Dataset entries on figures
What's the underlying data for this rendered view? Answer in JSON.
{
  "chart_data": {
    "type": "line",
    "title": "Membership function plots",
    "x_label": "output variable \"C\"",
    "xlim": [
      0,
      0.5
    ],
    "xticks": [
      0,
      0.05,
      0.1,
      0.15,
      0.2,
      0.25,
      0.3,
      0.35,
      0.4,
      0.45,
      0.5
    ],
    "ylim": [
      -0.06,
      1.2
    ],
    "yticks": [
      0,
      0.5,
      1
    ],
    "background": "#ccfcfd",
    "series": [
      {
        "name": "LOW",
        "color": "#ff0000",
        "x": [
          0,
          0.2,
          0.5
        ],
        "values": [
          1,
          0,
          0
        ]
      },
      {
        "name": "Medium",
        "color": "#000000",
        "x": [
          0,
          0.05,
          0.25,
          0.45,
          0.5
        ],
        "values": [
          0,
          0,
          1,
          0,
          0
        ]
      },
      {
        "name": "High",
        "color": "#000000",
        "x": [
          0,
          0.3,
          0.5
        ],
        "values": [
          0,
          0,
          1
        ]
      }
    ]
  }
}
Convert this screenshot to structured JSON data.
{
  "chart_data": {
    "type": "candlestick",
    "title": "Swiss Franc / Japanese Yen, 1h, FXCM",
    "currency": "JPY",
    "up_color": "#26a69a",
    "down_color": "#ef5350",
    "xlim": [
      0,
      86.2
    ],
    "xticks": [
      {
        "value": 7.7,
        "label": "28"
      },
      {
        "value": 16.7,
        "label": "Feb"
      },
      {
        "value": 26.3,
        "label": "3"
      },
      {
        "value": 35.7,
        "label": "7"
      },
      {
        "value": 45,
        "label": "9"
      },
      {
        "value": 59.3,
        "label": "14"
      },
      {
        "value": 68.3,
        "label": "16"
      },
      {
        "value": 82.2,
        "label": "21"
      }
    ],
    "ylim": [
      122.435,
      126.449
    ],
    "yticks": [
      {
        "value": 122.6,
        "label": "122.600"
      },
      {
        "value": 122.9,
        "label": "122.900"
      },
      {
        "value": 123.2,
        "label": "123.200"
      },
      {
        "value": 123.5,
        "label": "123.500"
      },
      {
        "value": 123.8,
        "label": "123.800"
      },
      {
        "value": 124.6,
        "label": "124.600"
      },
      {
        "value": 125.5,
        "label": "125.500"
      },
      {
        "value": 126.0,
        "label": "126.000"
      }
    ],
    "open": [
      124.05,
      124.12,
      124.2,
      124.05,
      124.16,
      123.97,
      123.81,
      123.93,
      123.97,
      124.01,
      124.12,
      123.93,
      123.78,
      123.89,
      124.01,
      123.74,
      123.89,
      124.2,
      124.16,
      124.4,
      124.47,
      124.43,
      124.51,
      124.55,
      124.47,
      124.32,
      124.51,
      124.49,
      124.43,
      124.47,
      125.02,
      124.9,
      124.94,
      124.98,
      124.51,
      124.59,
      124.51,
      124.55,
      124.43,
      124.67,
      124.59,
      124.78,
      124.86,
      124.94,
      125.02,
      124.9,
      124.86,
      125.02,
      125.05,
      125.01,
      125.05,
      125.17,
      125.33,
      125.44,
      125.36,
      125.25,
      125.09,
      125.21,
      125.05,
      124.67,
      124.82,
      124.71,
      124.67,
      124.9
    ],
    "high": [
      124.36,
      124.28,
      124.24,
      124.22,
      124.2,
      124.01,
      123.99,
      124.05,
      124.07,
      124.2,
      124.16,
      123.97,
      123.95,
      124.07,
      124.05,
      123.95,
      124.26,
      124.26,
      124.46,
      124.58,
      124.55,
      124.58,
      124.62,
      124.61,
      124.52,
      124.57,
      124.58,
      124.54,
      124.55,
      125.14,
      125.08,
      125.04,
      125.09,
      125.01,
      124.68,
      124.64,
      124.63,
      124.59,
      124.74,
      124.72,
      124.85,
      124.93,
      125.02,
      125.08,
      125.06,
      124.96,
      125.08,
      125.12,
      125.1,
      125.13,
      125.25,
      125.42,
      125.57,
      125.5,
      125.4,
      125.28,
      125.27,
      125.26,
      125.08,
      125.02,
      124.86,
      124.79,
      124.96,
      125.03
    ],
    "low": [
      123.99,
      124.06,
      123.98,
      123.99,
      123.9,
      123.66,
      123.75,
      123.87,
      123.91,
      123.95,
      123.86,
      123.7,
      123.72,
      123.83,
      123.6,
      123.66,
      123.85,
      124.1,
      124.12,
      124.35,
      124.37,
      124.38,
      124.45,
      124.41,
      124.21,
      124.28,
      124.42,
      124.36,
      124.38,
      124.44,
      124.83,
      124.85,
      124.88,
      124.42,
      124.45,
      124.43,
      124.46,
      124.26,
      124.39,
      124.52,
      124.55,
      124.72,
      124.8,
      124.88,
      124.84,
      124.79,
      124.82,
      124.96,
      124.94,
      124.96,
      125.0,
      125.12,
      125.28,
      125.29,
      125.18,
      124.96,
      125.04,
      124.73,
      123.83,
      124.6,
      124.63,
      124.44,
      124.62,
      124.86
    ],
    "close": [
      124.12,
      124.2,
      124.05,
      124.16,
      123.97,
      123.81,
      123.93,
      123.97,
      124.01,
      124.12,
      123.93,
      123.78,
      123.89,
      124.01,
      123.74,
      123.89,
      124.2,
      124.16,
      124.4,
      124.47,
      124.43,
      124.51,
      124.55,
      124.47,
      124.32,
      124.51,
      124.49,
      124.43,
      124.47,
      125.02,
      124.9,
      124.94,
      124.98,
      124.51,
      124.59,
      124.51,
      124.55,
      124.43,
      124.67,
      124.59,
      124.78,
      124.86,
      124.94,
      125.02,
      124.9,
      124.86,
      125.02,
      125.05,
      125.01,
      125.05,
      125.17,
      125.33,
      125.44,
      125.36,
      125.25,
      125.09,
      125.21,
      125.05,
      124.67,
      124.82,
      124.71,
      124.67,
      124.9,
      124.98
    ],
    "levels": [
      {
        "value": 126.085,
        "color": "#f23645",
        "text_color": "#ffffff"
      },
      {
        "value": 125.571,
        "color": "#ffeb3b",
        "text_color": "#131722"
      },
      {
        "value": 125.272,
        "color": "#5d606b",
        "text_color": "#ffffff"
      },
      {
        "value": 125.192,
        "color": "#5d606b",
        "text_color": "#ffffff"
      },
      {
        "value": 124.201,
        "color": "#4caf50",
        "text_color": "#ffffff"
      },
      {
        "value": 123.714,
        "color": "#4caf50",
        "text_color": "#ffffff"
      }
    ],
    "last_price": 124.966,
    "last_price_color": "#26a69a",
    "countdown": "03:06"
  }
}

* [Stated task]
From the preceding material, extract every line exactly.

* [Expected output]
What's the underlying data for this rendered view? Answer in JSON.
{
  "chart_data": {
    "type": "line",
    "title": "Membership function plots",
    "x_label": "output variable \"C\"",
    "xlim": [
      0,
      0.5
    ],
    "xticks": [
      0,
      0.05,
      0.1,
      0.15,
      0.2,
      0.25,
      0.3,
      0.35,
      0.4,
      0.45,
      0.5
    ],
    "ylim": [
      -0.06,
      1.2
    ],
    "yticks": [
      0,
      0.5,
      1
    ],
    "background": "#ccfcfd",
    "series": [
      {
        "name": "LOW",
        "color": "#ff0000",
        "x": [
          0,
          0.2,
          0.5
        ],
        "values": [
          1,
          0,
          0
        ]
      },
      {
        "name": "Medium",
        "color": "#000000",
        "x": [
          0,
          0.05,
          0.25,
          0.45,
          0.5
        ],
        "values": [
          0,
          0,
          1,
          0,
          0
        ]
      },
      {
        "name": "High",
        "color": "#000000",
        "x": [
          0,
          0.3,
          0.5
        ],
        "values": [
          0,
          0,
          1
        ]
      }
    ]
  }
}
Convert this screenshot to structured JSON data.
{
  "chart_data": {
    "type": "candlestick",
    "title": "Swiss Franc / Japanese Yen, 1h, FXCM",
    "currency": "JPY",
    "up_color": "#26a69a",
    "down_color": "#ef5350",
    "xlim": [
      0,
      86.2
    ],
    "xticks": [
      {
        "value": 7.7,
        "label": "28"
      },
      {
        "value": 16.7,
        "label": "Feb"
      },
      {
        "value": 26.3,
        "label": "3"
      },
      {
        "value": 35.7,
        "label": "7"
      },
      {
        "value": 45,
        "label": "9"
      },
      {
        "value": 59.3,
        "label": "14"
      },
      {
        "value": 68.3,
        "label": "16"
      },
      {
        "value": 82.2,
        "label": "21"
      }
    ],
    "ylim": [
      122.435,
      126.449
    ],
    "yticks": [
      {
        "value": 122.6,
        "label": "122.600"
      },
      {
        "value": 122.9,
        "label": "122.900"
      },
      {
        "value": 123.2,
        "label": "123.200"
      },
      {
        "value": 123.5,
        "label": "123.500"
      },
      {
        "value": 123.8,
        "label": "123.800"
      },
      {
        "value": 124.6,
        "label": "124.600"
      },
      {
        "value": 125.5,
        "label": "125.500"
      },
      {
        "value": 126.0,
        "label": "126.000"
      }
    ],
    "open": [
      124.05,
      124.12,
      124.2,
      124.05,
      124.16,
      123.97,
      123.81,
      123.93,
      123.97,
      124.01,
      124.12,
      123.93,
      123.78,
      123.89,
      124.01,
      123.74,
      123.89,
      124.2,
      124.16,
      124.4,
      124.47,
      124.43,
      124.51,
      124.55,
      124.47,
      124.32,
      124.51,
      124.49,
      124.43,
      124.47,
      125.02,
      124.9,
      124.94,
      124.98,
      124.51,
      124.59,
      124.51,
      124.55,
      124.43,
      124.67,
      124.59,
      124.78,
      124.86,
      124.94,
      125.02,
      124.9,
      124.86,
      125.02,
      125.05,
      125.01,
      125.05,
      125.17,
      125.33,
      125.44,
      125.36,
      125.25,
      125.09,
      125.21,
      125.05,
      124.67,
      124.82,
      124.71,
      124.67,
      124.9
    ],
    "high": [
      124.36,
      124.28,
      124.24,
      124.22,
      124.2,
      124.01,
      123.99,
      124.05,
      124.07,
      124.2,
      124.16,
      123.97,
      123.95,
      124.07,
      124.05,
      123.95,
      124.26,
      124.26,
      124.46,
      124.58,
      124.55,
      124.58,
      124.62,
      124.61,
      124.52,
      124.57,
      124.58,
      124.54,
      124.55,
      125.14,
      125.08,
      125.04,
      125.09,
      125.01,
      124.68,
      124.64,
      124.63,
      124.59,
      124.74,
      124.72,
      124.85,
      124.93,
      125.02,
      125.08,
      125.06,
      124.96,
      125.08,
      125.12,
      125.1,
      125.13,
      125.25,
      125.42,
      125.57,
      125.5,
      125.4,
      125.28,
      125.27,
      125.26,
      125.08,
      125.02,
      124.86,
      124.79,
      124.96,
      125.03
    ],
    "low": [
      123.99,
      124.06,
      123.98,
      123.99,
      123.9,
      123.66,
      123.75,
      123.87,
      123.91,
      123.95,
      123.86,
      123.7,
      123.72,
      123.83,
      123.6,
      123.66,
      123.85,
      124.1,
      124.12,
      124.35,
      124.37,
      124.38,
      124.45,
      124.41,
      124.21,
      124.28,
      124.42,
      124.36,
      124.38,
      124.44,
      124.83,
      124.85,
      124.88,
      124.42,
      124.45,
      124.43,
      124.46,
      124.26,
      124.39,
      124.52,
      124.55,
      124.72,
      124.8,
      124.88,
      124.84,
      124.79,
      124.82,
      124.96,
      124.94,
      124.96,
      125.0,
      125.12,
      125.28,
      125.29,
      125.18,
      124.96,
      125.04,
      124.73,
      123.83,
      124.6,
      124.63,
      124.44,
      124.62,
      124.86
    ],
    "close": [
      124.12,
      124.2,
      124.05,
      124.16,
      123.97,
      123.81,
      123.93,
      123.97,
      124.01,
      124.12,
      123.93,
      123.78,
      123.89,
      124.01,
      123.74,
      123.89,
      124.2,
      124.16,
      124.4,
      124.47,
      124.43,
      124.51,
      124.55,
      124.47,
      124.32,
      124.51,
      124.49,
      124.43,
      124.47,
      125.02,
      124.9,
      124.94,
      124.98,
      124.51,
      124.59,
      124.51,
      124.55,
      124.43,
      124.67,
      124.59,
      124.78,
      124.86,
      124.94,
      125.02,
      124.9,
      124.86,
      125.02,
      125.05,
      125.01,
      125.05,
      125.17,
      125.33,
      125.44,
      125.36,
      125.25,
      125.09,
      125.21,
      125.05,
      124.67,
      124.82,
      124.71,
      124.67,
      124.9,
      124.98
    ],
    "levels": [
      {
        "value": 126.085,
        "color": "#f23645",
        "text_color": "#ffffff"
      },
      {
        "value": 125.571,
        "color": "#ffeb3b",
        "text_color": "#131722"
      },
      {
        "value": 125.272,
        "color": "#5d606b",
        "text_color": "#ffffff"
      },
      {
        "value": 125.192,
        "color": "#5d606b",
        "text_color": "#ffffff"
      },
      {
        "value": 124.201,
        "color": "#4caf50",
        "text_color": "#ffffff"
      },
      {
        "value": 123.714,
        "color": "#4caf50",
        "text_color": "#ffffff"
      }
    ],
    "last_price": 124.966,
    "last_price_color": "#26a69a",
    "countdown": "03:06"
  }
}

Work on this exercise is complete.